WHAT NEEDS TO BE DONE | Determine the number of lines that have the string "unit" in them, and give only that number.

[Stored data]
══════════════════════════════
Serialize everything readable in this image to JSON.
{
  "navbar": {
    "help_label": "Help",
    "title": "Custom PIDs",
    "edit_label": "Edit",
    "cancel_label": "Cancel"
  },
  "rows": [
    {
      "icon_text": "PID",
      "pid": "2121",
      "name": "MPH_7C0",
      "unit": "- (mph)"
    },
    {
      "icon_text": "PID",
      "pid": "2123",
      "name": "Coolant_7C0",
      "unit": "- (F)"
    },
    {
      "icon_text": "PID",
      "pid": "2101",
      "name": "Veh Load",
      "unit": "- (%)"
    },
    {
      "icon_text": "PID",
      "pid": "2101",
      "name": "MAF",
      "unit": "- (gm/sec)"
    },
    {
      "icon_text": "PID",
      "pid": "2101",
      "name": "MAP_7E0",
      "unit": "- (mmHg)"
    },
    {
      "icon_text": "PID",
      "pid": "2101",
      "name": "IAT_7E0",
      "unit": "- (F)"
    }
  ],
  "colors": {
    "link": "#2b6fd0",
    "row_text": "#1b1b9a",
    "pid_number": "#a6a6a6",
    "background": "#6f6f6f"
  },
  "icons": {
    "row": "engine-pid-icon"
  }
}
══════════════════════════════
RESULT FOR THIS EXERCISE | 6